Task brief — Give the lines of the records between the lines holding "task-header-line: TASK [Allow" and "73, 1390, 88]", inclusive, as a Markdown table with the columns No. and Text. Put one line in each row, number the rows from 1, and leave out blank lines.

Provided entries —
★ ★ ★ ★ ★
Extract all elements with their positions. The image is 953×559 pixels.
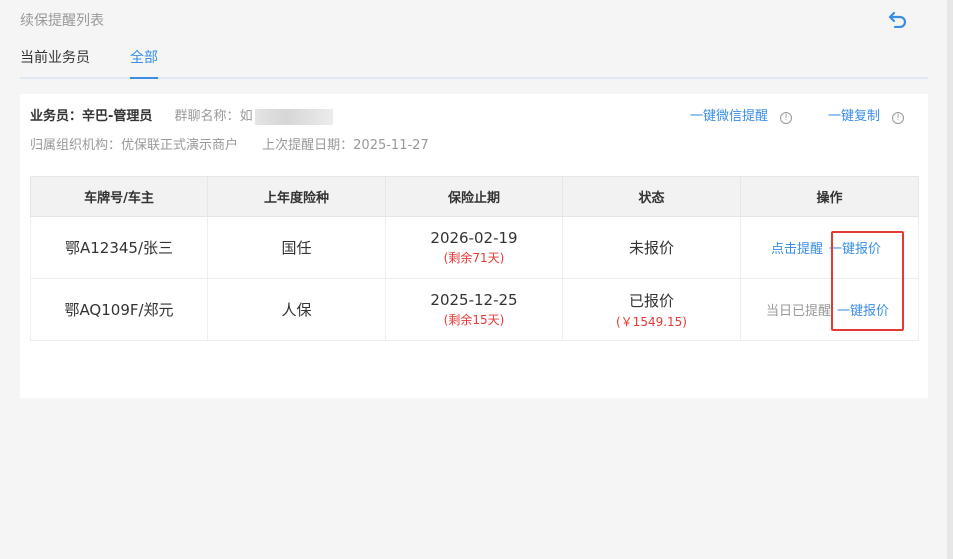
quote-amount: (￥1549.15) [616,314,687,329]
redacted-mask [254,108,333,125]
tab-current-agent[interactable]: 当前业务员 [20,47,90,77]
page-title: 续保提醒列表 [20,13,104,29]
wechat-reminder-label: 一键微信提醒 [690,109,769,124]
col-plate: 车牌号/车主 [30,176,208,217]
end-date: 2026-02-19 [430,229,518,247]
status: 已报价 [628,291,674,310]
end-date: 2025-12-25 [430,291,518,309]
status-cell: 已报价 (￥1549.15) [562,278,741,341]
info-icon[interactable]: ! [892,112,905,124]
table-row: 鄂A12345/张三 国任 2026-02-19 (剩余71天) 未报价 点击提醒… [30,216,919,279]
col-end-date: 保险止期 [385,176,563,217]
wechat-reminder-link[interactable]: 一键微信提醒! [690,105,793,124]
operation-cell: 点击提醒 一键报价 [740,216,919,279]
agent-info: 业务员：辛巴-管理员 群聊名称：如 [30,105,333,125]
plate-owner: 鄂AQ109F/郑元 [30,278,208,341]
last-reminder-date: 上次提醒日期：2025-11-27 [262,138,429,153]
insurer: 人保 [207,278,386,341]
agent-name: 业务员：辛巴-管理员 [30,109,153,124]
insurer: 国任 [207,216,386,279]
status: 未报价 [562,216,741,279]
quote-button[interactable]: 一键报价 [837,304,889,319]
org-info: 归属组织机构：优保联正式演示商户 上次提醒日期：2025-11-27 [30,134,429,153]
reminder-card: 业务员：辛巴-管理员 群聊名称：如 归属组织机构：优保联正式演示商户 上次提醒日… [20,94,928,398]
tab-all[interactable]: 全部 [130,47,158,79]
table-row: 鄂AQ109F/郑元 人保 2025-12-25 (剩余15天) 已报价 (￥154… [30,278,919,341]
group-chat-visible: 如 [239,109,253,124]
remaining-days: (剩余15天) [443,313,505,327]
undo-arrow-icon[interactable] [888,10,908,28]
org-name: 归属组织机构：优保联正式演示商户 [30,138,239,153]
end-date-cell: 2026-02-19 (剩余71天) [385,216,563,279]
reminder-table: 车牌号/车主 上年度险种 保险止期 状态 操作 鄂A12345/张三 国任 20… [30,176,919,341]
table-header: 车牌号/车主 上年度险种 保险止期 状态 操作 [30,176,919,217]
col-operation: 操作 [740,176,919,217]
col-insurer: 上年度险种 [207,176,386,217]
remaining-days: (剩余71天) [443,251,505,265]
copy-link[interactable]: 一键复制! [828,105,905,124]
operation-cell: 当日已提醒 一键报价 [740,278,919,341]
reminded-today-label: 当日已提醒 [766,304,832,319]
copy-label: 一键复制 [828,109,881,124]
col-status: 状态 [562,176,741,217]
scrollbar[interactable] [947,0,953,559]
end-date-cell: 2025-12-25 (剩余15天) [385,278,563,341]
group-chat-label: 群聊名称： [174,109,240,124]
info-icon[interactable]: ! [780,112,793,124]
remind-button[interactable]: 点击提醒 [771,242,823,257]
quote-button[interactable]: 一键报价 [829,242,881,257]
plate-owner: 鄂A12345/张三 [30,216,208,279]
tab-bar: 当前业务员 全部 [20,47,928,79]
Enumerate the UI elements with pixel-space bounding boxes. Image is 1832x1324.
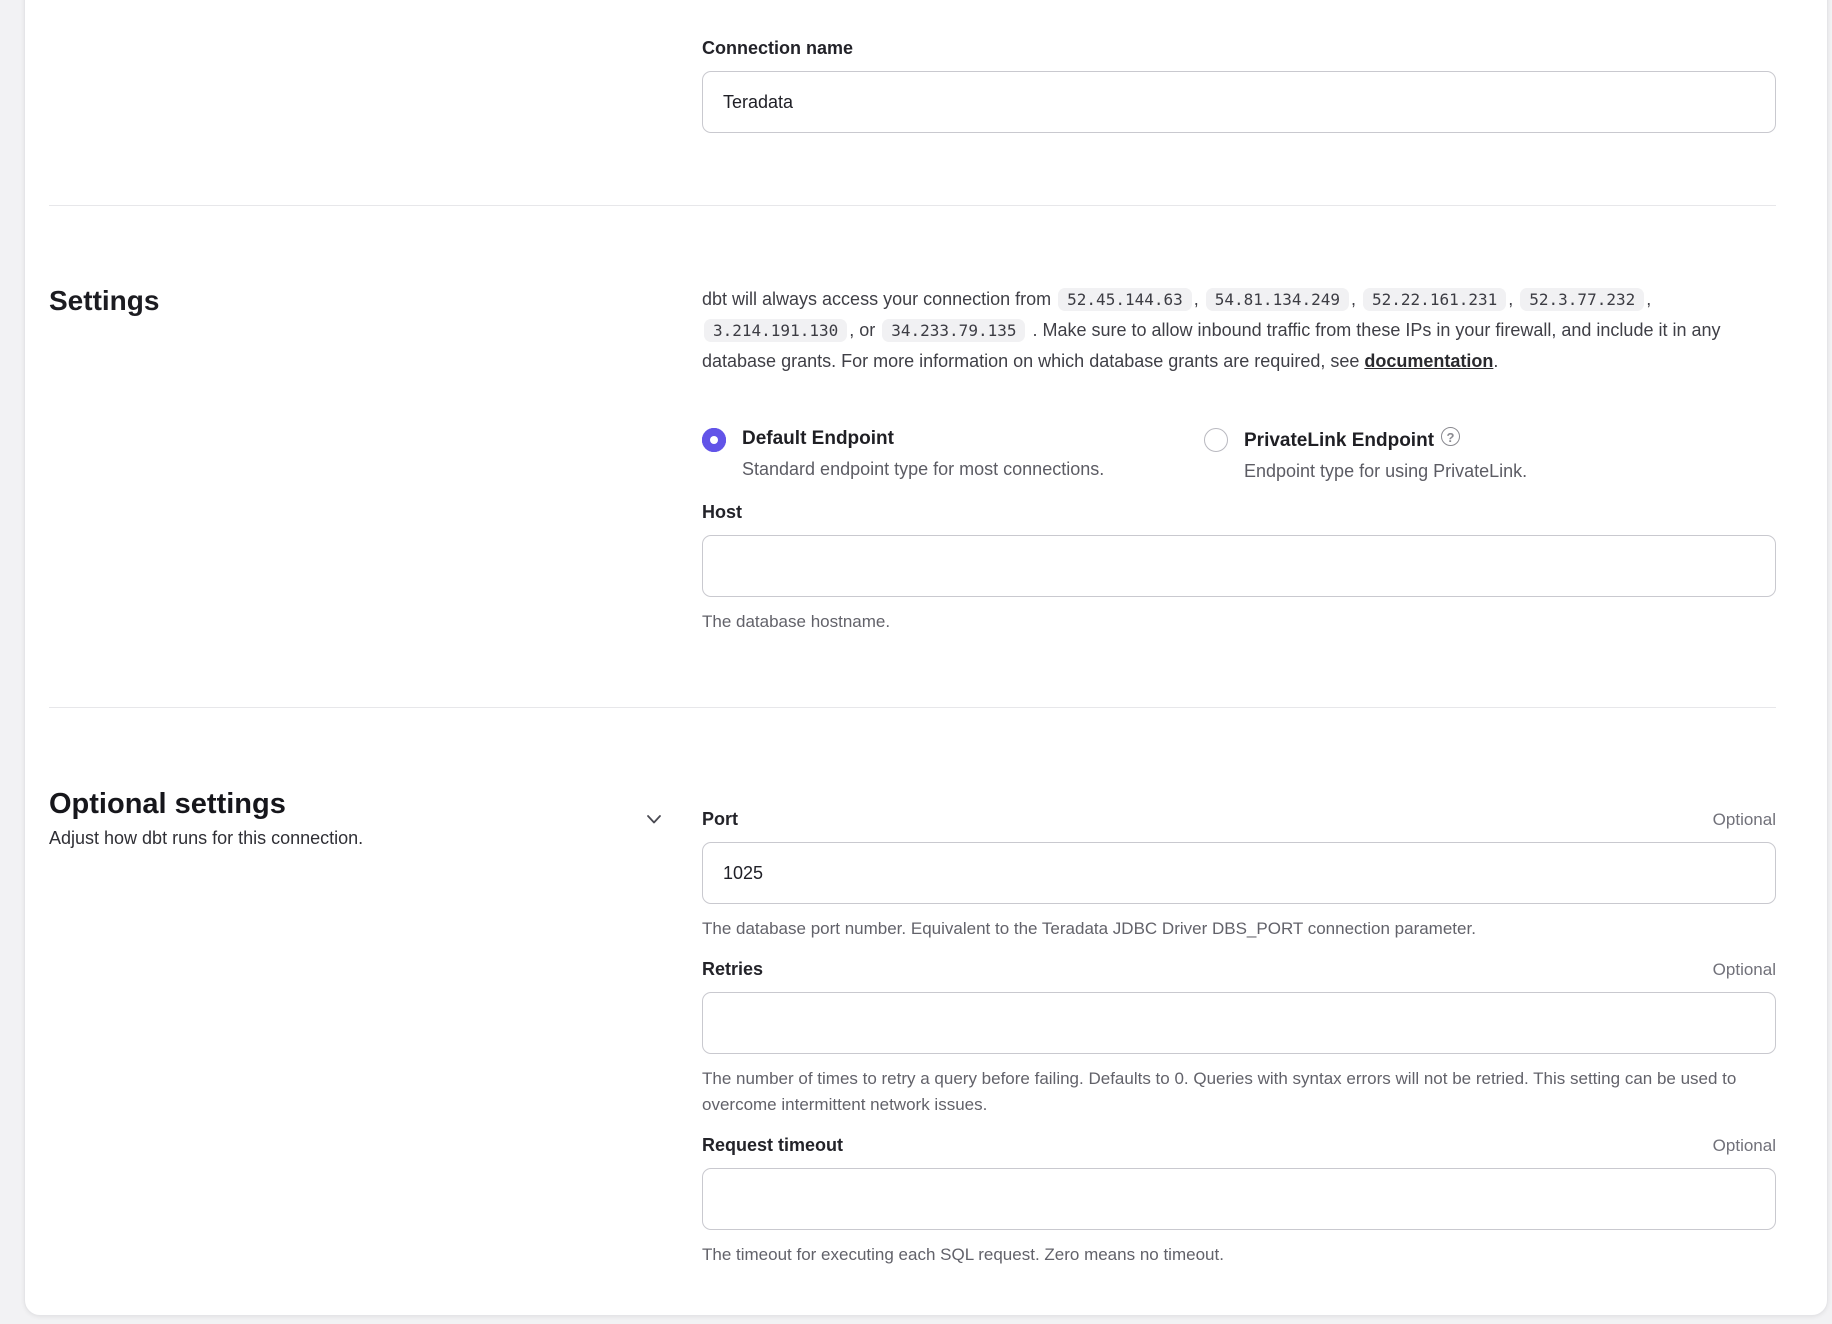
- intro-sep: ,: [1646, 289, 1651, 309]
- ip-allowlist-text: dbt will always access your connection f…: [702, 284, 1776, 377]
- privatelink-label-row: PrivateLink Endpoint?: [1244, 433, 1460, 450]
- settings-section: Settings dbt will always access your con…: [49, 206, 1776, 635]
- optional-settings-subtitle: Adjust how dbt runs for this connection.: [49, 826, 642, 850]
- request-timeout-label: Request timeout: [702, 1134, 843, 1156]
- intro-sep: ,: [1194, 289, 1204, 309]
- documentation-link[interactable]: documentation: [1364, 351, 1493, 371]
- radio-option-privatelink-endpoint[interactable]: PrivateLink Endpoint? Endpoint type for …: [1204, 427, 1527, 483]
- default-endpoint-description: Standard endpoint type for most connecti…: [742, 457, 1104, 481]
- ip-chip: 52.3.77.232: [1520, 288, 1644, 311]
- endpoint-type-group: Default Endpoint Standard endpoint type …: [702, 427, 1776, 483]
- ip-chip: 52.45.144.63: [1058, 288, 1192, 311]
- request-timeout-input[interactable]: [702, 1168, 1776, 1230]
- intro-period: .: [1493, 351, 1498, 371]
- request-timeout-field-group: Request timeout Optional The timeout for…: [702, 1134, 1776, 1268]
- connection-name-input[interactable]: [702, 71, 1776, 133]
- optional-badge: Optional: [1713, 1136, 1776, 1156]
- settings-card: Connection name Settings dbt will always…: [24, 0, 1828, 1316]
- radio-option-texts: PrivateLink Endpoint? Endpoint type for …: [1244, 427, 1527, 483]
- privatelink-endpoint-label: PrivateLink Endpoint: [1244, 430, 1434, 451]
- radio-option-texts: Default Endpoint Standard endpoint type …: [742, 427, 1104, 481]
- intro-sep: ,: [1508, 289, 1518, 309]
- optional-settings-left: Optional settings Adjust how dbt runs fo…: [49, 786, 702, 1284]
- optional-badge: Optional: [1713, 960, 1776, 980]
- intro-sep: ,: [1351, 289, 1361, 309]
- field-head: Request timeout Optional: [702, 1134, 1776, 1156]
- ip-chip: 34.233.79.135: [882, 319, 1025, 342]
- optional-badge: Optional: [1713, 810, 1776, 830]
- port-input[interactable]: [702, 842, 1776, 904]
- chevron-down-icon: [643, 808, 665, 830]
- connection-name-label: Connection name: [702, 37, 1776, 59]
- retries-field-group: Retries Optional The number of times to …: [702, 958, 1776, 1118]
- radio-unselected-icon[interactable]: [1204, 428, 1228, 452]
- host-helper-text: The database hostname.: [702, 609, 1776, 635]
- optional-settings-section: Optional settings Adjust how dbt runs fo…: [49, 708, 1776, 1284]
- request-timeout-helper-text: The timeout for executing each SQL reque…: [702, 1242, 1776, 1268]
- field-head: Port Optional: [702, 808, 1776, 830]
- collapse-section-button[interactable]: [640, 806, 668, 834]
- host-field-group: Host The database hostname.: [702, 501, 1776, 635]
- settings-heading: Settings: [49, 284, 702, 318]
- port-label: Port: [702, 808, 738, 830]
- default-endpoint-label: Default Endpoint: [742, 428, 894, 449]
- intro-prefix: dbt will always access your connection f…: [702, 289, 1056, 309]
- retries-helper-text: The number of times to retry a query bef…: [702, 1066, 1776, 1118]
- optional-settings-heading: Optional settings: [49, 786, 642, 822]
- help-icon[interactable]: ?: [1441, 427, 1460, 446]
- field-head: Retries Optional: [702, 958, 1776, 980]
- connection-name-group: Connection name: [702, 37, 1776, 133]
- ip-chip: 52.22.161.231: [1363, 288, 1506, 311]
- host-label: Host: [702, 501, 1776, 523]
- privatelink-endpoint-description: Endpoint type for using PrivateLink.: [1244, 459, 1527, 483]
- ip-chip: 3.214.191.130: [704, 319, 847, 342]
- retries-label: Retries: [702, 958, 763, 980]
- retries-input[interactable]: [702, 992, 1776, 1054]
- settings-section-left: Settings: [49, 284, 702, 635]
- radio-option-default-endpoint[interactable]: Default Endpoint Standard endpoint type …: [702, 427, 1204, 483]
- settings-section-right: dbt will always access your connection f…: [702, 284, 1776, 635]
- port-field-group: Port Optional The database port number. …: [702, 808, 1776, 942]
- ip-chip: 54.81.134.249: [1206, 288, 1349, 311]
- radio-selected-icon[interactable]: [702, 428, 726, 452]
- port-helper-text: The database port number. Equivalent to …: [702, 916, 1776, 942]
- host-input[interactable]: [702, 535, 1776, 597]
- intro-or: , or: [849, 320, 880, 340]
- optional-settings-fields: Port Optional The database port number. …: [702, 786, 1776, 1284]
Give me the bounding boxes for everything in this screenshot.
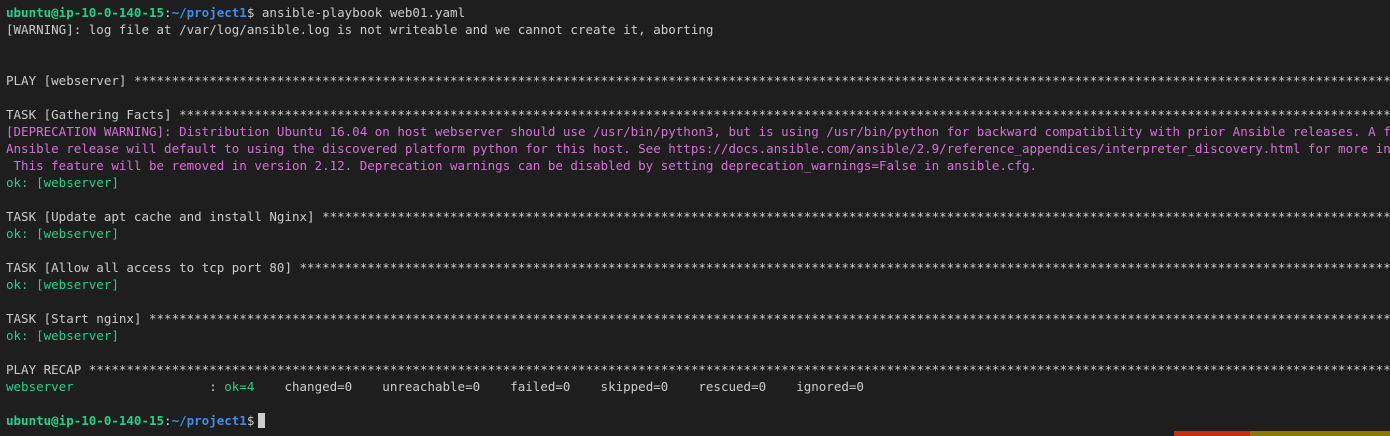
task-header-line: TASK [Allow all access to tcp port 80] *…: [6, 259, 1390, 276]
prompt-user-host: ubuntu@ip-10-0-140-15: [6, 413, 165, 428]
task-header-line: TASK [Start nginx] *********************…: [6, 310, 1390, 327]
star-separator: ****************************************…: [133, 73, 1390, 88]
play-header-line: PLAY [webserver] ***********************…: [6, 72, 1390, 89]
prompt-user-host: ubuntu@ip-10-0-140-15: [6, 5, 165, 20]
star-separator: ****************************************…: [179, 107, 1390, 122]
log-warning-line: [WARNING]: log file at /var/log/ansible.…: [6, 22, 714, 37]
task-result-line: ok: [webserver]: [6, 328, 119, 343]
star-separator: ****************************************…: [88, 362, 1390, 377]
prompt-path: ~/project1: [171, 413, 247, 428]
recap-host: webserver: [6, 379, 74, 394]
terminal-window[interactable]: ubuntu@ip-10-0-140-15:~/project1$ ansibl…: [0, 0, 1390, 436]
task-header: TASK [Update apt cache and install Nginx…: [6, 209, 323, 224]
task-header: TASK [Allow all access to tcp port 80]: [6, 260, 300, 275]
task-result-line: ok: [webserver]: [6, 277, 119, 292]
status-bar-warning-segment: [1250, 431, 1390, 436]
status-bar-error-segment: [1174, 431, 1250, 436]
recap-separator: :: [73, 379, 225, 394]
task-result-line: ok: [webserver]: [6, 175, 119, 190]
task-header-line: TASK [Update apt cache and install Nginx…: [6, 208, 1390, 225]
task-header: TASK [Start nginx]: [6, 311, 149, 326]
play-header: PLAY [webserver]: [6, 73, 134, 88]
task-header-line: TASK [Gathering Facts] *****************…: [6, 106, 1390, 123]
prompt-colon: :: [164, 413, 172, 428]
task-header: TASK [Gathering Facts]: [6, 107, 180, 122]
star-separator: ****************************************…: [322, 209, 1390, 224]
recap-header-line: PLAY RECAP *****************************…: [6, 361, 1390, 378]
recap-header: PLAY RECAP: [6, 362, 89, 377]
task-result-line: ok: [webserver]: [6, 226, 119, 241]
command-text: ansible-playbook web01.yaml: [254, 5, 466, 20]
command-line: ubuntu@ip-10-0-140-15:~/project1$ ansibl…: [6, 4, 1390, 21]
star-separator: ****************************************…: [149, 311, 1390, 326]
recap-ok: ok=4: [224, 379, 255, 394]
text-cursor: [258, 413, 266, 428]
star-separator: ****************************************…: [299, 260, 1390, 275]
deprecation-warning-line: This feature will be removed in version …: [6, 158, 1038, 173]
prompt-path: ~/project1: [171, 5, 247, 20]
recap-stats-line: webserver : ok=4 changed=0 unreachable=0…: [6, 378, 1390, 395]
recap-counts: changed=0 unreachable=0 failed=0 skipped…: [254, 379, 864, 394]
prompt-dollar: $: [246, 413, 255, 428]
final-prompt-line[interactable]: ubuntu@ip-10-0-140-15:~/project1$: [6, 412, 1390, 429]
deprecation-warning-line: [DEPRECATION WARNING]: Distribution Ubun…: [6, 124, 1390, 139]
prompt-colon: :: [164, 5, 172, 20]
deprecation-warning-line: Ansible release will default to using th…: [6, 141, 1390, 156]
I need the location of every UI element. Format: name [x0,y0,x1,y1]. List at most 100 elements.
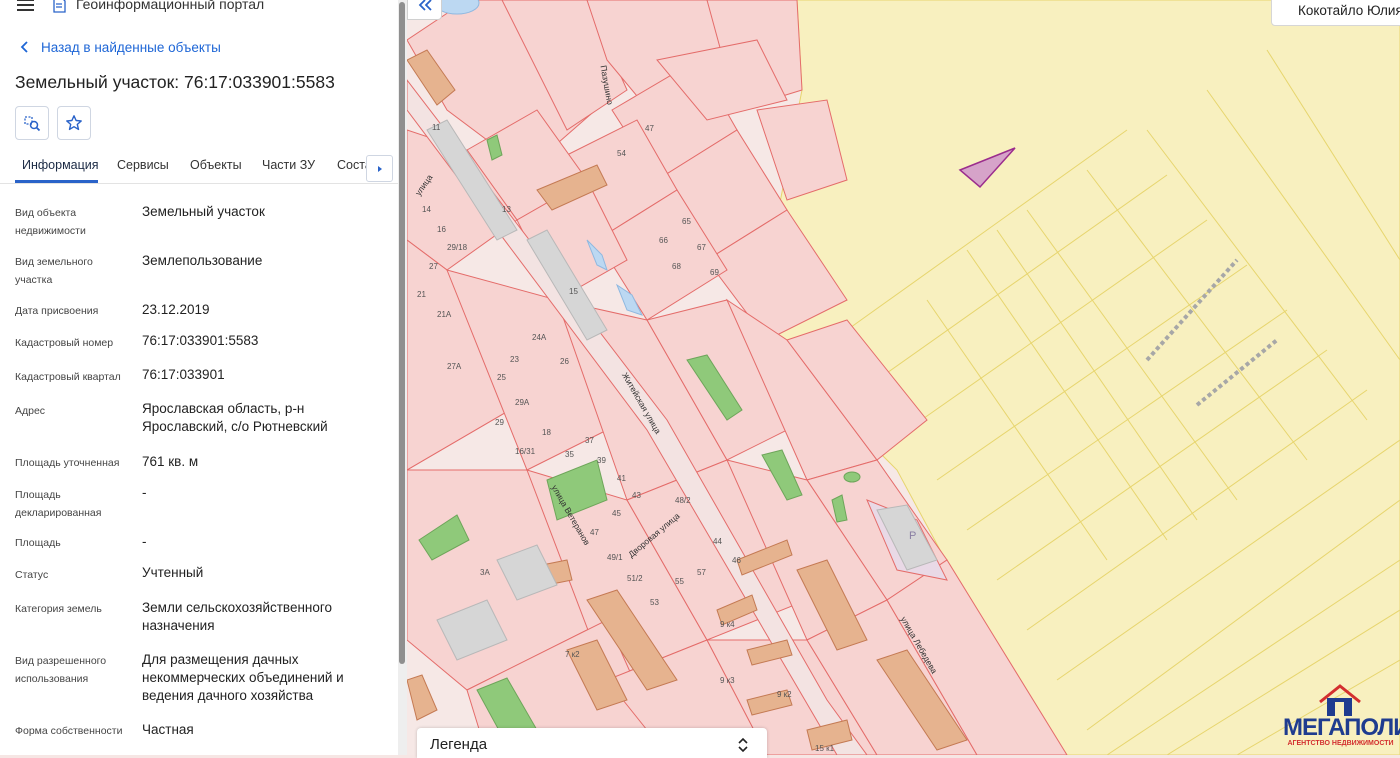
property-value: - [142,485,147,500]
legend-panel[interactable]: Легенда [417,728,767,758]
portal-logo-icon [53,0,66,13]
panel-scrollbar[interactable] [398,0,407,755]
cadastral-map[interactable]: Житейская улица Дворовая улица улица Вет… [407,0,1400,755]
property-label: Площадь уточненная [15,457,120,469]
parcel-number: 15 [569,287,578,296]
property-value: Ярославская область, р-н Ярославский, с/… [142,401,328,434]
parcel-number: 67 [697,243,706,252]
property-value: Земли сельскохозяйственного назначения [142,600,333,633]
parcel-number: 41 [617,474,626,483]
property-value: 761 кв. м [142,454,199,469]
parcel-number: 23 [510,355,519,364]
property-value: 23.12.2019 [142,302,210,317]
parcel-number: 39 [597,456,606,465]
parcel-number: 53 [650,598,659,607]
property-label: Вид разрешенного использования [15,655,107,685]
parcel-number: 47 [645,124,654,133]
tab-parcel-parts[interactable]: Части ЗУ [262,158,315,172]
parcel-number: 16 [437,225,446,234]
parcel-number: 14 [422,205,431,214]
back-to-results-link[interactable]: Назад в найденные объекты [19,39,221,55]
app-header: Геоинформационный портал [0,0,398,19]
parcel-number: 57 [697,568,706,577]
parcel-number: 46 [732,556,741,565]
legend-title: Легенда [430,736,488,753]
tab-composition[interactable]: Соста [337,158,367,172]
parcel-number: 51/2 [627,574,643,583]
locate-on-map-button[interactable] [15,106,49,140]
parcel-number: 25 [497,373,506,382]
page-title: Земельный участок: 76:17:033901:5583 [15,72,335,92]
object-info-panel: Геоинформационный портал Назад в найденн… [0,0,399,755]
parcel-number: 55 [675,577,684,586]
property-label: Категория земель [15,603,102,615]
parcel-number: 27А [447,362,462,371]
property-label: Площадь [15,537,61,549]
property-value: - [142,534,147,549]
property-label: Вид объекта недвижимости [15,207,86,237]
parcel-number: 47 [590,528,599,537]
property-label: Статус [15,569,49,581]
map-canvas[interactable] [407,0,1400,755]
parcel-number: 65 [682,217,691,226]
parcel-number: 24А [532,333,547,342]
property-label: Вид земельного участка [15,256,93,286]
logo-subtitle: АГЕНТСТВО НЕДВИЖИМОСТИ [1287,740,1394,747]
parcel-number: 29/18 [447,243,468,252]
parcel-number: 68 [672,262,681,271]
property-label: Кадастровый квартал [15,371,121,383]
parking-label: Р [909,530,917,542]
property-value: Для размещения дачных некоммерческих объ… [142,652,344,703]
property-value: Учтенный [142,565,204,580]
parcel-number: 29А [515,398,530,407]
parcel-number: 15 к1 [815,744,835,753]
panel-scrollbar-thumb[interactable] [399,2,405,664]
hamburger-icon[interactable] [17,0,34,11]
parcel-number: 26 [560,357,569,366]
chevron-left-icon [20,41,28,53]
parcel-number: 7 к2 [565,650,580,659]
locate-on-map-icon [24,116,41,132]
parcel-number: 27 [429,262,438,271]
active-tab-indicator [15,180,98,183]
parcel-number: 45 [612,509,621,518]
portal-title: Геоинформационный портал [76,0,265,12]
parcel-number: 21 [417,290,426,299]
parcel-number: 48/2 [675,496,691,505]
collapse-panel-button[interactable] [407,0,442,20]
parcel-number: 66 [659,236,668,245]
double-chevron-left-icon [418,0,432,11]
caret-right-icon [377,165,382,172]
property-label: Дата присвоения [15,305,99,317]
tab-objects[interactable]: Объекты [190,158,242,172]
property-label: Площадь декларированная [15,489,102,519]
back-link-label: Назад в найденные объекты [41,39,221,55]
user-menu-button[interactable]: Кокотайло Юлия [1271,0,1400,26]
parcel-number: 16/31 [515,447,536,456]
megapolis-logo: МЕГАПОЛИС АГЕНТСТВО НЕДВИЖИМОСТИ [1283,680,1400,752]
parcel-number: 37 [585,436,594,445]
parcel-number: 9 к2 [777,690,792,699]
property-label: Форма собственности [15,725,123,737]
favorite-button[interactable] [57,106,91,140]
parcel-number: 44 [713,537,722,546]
★ ★ ★ ★ ★
Exercise answer —
| No. | Text |
|---|---|
| 1 | task-header-line: TASK [Allow all access to tcp port 80] *…: [6, 259, 1390, 276] |
| 2 | prompt-user-host: ubuntu@ip-10-0-140-15: [6, 413, 165, 428] |
| 3 | task-header-line: TASK [Start nginx] *********************…: [6, 310, 1390, 327] |
| 4 | star-separator: ****************************************…: [133, 73, 1390, 88] |